What follows is a set of records, each of which is to be written out exactly.
═══
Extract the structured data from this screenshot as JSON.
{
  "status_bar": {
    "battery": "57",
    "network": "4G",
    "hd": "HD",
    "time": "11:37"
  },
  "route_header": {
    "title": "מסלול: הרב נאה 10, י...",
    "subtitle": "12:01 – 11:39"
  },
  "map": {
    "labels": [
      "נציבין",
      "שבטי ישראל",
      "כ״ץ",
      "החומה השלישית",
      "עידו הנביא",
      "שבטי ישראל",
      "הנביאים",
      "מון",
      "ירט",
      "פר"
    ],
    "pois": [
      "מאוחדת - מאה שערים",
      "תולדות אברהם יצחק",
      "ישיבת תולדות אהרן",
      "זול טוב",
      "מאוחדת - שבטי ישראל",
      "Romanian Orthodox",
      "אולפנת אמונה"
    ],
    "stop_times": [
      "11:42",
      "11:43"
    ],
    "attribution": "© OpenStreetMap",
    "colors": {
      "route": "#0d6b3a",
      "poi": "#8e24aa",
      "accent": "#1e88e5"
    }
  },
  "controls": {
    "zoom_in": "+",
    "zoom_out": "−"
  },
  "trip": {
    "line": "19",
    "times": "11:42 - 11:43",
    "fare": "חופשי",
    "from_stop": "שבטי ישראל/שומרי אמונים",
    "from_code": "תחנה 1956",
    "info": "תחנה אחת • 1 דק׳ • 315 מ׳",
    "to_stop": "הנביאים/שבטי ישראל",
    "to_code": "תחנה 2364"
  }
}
═══
▸ Exercise response
Extract the structured data from this screenshot as JSON.
{
  "status_bar": {
    "battery": "57",
    "network": "4G",
    "hd": "HD",
    "time": "11:37"
  },
  "route_header": {
    "title": "מסלול: הרב נאה 10, י...",
    "subtitle": "12:01 – 11:39"
  },
  "map": {
    "labels": [
      "נציבין",
      "שבטי ישראל",
      "כ״ץ",
      "החומה השלישית",
      "עידו הנביא",
      "שבטי ישראל",
      "הנביאים",
      "מון",
      "ירט",
      "פר"
    ],
    "pois": [
      "מאוחדת - מאה שערים",
      "תולדות אברהם יצחק",
      "ישיבת תולדות אהרן",
      "זול טוב",
      "מאוחדת - שבטי ישראל",
      "Romanian Orthodox",
      "אולפנת אמונה"
    ],
    "stop_times": [
      "11:42",
      "11:43"
    ],
    "attribution": "© OpenStreetMap",
    "colors": {
      "route": "#0d6b3a",
      "poi": "#8e24aa",
      "accent": "#1e88e5"
    }
  },
  "controls": {
    "zoom_in": "+",
    "zoom_out": "−"
  },
  "trip": {
    "line": "19",
    "times": "11:42 - 11:43",
    "fare": "חופשי",
    "from_stop": "שבטי ישראל/שומרי אמונים",
    "from_code": "תחנה 1956",
    "info": "תחנה אחת • 1 דק׳ • 315 מ׳",
    "to_stop": "הנביאים/שבטי ישראל",
    "to_code": "תחנה 2364"
  }
}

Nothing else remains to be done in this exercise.